Listed entries ▸
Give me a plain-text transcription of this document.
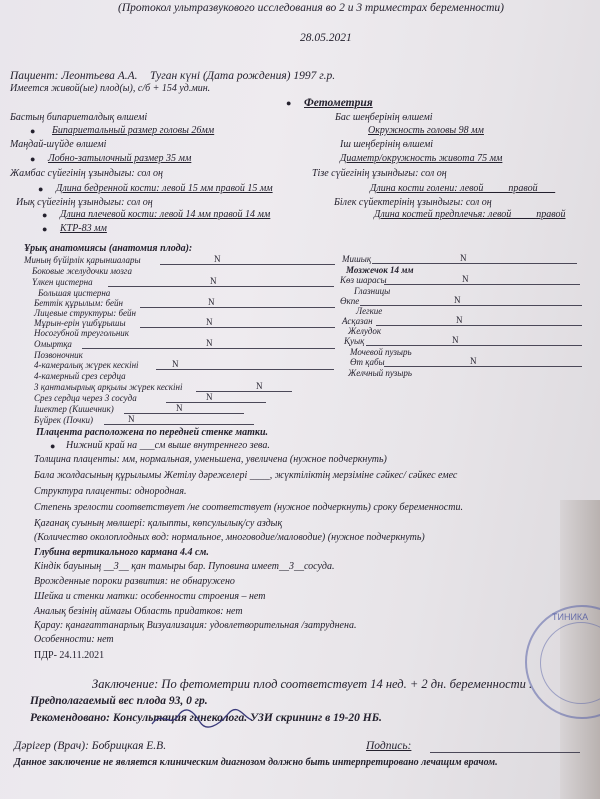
(Протокол ультразвукового исследования во 2 и 3 триместрах беременности)
28.05.2021
Пациент: Леонтьева А.А. Туган күні (Дата рождения) 1997 г.р.
Имеется живой(ые) плод(ы), с/б + 154 уд.мин.
● Фетометрия
Бастың бипариеталдық өлшемі	Бас шеңберінің өлшемі
● Бипариетальный размер головы 26мм	Окружность головы 98 мм
Маңдай-шүйде өлшемі	Іш шеңберінің өлшемі
● Лобно-затылочный размер 35 мм	Диаметр/окружность живота 75 мм
Жамбас сүйегінің ұзындығы: сол оң	Тізе сүйегінің ұзындығы: сол оң
● Длина бедренной кости: левой 15 мм правой 15 мм	Длина кости голени: левой ____ правой ___
Иық сүйегінің ұзындығы: сол оң	Білек сүйектерінің ұзындығы: сол оң
● Длина плечевой кости: левой 14 мм правой 14 мм	Длина костей предплечья: левой ____ правой
● КТР-83 мм
Ұрық анатомиясы (анатомия плода):
Миның бүйірлік қарыншалары	N
Боковые желудочки мозга
Үлкен цистерна	N
Большая цистерна
Беттік құрылым: бейн	N
Лицевые структуры: бейн
Мұрын-ерін үшбұрышы	N
Носогубной треугольник
Омыртқа	N
Позвоночник
4-камералық жүрек кескіні	N
4-камерный срез сердца
3 қантамырлық арқылы жүрек кескіні	N
Срез сердца через 3 сосуда	N
Ішектер (Кишечник)	N
Бүйрек (Почки)	N
Мишық	N
Мозжечок 14 мм
Көз шарасы	N
Глазницы
Өкпе	N
Легкие
Асқазан	N
Желудок
Қуық	N
Мочевой пузырь
Өт қабы	N
Желчный пузырь
Плацента расположена по передней стенке матки.
● Нижний край на ___см выше внутреннего зева.
Толщина плаценты: мм, нормальная, уменьшена, увеличена (нужное подчеркнуть)
Бала жолдасының құрылымы Жетілу дәрежелері ____, жүктіліктің мерзіміне сәйкес/ сәйкес емес
Структура плаценты: однородная.
Степень зрелости соответствует /не соответствует (нужное подчеркнуть) сроку беременности.
Қағанақ суының мөлшері: қалыпты, көпсулылық/су аздық
(Количество околоплодных вод: нормальное, многоводие/маловодие) (нужное подчеркнуть)
Глубина вертикального кармана 4.4 см.
Кіндік бауының __3__ қан тамыры бар. Пуповина имеет__3__сосуда.
Врожденные пороки развития: не обнаружено
Шейка и стенки матки: особенности строения – нет
Аналық безінің аймағы Область придатков: нет
Қарау: қанағаттанарлық Визуализация: удовлетворительная /затруднена.
Особенности: нет
ПДР- 24.11.2021
Заключение: По фетометрии плод соответствует 14 нед. + 2 дн. беременности .
Предполагаемый вес плода 93, 0 гр.
Рекомендовано: Консультация гинеколога. УЗИ скрининг в 19-20 НБ.
Дәрігер (Врач): Бобрицкая Е.В.	Подпись:
Данное заключение не является клиническим диагнозом должно быть интерпретировано лечащим врачом.
ТИНИКА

Given task ▸ Restate the entire listing word for word, excluding pictures.

Task solution ▸
Give me a plain-text transcription of this document.
(Протокол ультразвукового исследования во 2 и 3 триместрах беременности)
28.05.2021
Пациент: Леонтьева А.А. Туган күні (Дата рождения) 1997 г.р.
Имеется живой(ые) плод(ы), с/б + 154 уд.мин.
● Фетометрия
Бастың бипариеталдық өлшемі	Бас шеңберінің өлшемі
● Бипариетальный размер головы 26мм	Окружность головы 98 мм
Маңдай-шүйде өлшемі	Іш шеңберінің өлшемі
● Лобно-затылочный размер 35 мм	Диаметр/окружность живота 75 мм
Жамбас сүйегінің ұзындығы: сол оң	Тізе сүйегінің ұзындығы: сол оң
● Длина бедренной кости: левой 15 мм правой 15 мм	Длина кости голени: левой ____ правой ___
Иық сүйегінің ұзындығы: сол оң	Білек сүйектерінің ұзындығы: сол оң
● Длина плечевой кости: левой 14 мм правой 14 мм	Длина костей предплечья: левой ____ правой
● КТР-83 мм
Ұрық анатомиясы (анатомия плода):
Миның бүйірлік қарыншалары	N
Боковые желудочки мозга
Үлкен цистерна	N
Большая цистерна
Беттік құрылым: бейн	N
Лицевые структуры: бейн
Мұрын-ерін үшбұрышы	N
Носогубной треугольник
Омыртқа	N
Позвоночник
4-камералық жүрек кескіні	N
4-камерный срез сердца
3 қантамырлық арқылы жүрек кескіні	N
Срез сердца через 3 сосуда	N
Ішектер (Кишечник)	N
Бүйрек (Почки)	N
Мишық	N
Мозжечок 14 мм
Көз шарасы	N
Глазницы
Өкпе	N
Легкие
Асқазан	N
Желудок
Қуық	N
Мочевой пузырь
Өт қабы	N
Желчный пузырь
Плацента расположена по передней стенке матки.
● Нижний край на ___см выше внутреннего зева.
Толщина плаценты: мм, нормальная, уменьшена, увеличена (нужное подчеркнуть)
Бала жолдасының құрылымы Жетілу дәрежелері ____, жүктіліктің мерзіміне сәйкес/ сәйкес емес
Структура плаценты: однородная.
Степень зрелости соответствует /не соответствует (нужное подчеркнуть) сроку беременности.
Қағанақ суының мөлшері: қалыпты, көпсулылық/су аздық
(Количество околоплодных вод: нормальное, многоводие/маловодие) (нужное подчеркнуть)
Глубина вертикального кармана 4.4 см.
Кіндік бауының __3__ қан тамыры бар. Пуповина имеет__3__сосуда.
Врожденные пороки развития: не обнаружено
Шейка и стенки матки: особенности строения – нет
Аналық безінің аймағы Область придатков: нет
Қарау: қанағаттанарлық Визуализация: удовлетворительная /затруднена.
Особенности: нет
ПДР- 24.11.2021
Заключение: По фетометрии плод соответствует 14 нед. + 2 дн. беременности .
Предполагаемый вес плода 93, 0 гр.
Рекомендовано: Консультация гинеколога. УЗИ скрининг в 19-20 НБ.
Дәрігер (Врач): Бобрицкая Е.В.	Подпись:
Данное заключение не является клиническим диагнозом должно быть интерпретировано лечащим врачом.
ТИНИКА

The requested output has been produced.